* [What this task involves]
Gather each line of the entries below that includes "name".

○ ○ ○ ○

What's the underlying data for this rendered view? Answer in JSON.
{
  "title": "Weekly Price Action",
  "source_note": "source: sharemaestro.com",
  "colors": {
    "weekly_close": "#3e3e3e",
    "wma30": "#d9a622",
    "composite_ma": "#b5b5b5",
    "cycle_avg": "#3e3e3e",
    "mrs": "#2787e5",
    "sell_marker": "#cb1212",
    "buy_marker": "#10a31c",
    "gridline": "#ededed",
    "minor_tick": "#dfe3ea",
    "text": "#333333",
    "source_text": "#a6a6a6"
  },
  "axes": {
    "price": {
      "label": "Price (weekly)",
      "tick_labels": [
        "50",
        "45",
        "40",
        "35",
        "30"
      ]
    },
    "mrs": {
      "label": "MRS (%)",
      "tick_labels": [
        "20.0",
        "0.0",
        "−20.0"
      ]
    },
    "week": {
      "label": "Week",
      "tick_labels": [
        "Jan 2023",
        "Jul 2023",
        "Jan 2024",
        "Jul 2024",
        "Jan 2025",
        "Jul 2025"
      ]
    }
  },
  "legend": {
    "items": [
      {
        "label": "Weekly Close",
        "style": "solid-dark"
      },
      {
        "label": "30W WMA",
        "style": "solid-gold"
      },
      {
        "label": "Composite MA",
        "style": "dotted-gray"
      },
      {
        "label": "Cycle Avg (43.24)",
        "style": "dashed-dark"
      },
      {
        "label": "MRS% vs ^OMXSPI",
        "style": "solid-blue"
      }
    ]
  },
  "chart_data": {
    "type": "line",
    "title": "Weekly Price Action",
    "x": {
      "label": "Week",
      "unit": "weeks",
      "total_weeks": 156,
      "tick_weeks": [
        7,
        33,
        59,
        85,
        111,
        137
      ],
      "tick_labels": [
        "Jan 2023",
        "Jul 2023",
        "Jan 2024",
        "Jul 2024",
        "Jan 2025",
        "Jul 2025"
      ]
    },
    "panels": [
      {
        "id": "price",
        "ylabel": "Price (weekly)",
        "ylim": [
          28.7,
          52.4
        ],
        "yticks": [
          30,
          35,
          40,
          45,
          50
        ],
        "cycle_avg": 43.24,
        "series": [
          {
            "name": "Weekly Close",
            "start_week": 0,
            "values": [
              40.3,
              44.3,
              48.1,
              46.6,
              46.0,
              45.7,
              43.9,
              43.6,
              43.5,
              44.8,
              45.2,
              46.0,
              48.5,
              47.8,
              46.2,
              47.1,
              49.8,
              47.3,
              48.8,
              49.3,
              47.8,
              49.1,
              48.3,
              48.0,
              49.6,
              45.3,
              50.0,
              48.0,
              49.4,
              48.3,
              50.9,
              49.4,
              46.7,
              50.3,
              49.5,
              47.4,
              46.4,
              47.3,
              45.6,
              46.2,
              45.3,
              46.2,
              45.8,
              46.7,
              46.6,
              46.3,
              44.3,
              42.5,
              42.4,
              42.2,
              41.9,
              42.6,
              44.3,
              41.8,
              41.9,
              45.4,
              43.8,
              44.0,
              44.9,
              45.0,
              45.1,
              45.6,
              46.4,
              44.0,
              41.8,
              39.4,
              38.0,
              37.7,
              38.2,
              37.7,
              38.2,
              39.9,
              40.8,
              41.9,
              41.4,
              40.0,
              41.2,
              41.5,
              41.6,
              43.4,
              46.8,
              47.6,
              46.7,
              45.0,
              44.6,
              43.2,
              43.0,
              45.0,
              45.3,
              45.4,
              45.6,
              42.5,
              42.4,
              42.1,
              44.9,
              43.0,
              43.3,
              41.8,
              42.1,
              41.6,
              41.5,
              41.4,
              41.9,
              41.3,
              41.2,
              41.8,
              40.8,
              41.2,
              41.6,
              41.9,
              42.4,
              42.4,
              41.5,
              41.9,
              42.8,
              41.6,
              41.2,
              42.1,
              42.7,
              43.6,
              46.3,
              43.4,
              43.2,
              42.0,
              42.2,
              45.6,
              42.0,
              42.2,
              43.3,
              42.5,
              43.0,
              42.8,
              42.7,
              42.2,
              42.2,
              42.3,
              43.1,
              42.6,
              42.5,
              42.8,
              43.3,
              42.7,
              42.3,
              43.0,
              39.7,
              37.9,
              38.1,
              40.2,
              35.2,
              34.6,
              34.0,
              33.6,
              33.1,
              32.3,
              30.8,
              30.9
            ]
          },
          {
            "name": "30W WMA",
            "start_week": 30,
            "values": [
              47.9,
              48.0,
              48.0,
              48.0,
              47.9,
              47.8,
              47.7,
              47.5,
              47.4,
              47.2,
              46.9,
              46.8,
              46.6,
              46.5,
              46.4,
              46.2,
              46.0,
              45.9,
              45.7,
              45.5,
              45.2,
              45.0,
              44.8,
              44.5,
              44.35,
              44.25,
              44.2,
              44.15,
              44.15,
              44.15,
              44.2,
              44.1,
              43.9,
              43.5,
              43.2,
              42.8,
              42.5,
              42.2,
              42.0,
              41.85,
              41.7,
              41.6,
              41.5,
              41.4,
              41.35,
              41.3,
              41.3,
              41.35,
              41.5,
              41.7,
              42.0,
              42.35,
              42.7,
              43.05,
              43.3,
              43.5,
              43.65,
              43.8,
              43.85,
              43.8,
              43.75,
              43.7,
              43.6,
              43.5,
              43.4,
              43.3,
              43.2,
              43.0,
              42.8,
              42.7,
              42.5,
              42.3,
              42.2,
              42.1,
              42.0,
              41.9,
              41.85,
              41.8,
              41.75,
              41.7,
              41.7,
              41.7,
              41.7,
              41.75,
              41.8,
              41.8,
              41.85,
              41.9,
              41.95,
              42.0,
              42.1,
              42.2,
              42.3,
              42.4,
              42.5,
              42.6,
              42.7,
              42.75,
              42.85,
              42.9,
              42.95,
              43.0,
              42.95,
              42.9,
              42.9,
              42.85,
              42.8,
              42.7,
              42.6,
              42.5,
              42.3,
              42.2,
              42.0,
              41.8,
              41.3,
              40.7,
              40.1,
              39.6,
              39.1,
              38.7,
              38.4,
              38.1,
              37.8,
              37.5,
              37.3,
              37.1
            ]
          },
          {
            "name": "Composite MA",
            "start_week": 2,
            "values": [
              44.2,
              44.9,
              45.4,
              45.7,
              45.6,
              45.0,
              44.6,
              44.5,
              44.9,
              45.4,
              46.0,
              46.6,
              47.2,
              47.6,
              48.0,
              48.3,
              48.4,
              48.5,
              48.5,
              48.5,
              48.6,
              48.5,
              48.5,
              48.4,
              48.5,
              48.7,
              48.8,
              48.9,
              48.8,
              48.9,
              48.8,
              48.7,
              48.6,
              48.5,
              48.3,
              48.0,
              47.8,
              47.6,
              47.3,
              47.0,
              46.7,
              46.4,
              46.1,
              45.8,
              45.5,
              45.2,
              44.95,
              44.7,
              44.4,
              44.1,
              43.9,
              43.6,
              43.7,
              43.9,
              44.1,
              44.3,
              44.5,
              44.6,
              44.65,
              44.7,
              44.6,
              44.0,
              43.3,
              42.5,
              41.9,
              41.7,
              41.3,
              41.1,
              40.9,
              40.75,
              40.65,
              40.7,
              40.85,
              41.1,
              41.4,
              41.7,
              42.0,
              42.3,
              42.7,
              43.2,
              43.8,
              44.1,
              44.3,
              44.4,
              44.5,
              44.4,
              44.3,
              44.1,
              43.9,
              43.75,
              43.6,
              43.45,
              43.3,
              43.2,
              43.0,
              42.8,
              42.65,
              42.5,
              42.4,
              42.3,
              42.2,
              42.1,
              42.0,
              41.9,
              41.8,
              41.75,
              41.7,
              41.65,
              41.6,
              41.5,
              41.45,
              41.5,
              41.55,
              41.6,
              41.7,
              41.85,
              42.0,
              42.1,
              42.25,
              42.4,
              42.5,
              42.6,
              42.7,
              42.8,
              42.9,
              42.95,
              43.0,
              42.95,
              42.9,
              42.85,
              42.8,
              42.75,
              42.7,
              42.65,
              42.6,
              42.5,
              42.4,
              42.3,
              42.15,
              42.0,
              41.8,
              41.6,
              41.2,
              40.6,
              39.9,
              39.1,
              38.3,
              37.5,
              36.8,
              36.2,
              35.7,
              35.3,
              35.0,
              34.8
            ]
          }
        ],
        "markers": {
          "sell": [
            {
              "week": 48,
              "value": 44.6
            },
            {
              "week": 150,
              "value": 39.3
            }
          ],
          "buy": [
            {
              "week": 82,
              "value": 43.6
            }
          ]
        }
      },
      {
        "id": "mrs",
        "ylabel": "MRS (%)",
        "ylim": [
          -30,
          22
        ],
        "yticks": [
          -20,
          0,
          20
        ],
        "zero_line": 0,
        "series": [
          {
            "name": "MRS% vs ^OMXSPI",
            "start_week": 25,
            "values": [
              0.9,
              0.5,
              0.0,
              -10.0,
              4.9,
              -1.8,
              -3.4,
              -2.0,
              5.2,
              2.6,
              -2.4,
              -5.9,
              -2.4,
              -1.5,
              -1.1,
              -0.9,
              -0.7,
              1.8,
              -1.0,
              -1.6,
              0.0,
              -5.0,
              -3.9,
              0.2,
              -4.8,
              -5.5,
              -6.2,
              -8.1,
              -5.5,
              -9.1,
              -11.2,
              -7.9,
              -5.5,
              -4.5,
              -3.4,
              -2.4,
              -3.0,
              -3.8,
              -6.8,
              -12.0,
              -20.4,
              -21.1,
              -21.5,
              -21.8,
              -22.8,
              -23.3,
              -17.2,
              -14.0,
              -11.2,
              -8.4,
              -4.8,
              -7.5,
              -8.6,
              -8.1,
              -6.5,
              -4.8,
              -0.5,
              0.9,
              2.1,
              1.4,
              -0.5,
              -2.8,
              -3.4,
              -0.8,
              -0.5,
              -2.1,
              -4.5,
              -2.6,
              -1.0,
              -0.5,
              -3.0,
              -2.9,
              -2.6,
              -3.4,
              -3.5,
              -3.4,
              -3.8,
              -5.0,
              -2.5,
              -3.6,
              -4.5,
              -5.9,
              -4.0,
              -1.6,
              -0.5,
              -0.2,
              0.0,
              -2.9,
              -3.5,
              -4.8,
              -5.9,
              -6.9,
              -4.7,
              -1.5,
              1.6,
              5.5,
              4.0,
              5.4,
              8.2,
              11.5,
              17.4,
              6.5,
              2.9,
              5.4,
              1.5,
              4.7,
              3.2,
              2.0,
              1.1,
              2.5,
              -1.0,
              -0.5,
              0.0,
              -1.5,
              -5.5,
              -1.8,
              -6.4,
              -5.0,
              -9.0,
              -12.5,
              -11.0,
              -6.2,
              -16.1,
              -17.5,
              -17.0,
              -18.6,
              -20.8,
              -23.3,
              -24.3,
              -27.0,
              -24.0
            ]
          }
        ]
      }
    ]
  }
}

○ ○ ○ ○

* [Correct output]
            "name": "Weekly Close",
            "name": "30W WMA",
            "name": "Composite MA",
            "name": "MRS% vs ^OMXSPI",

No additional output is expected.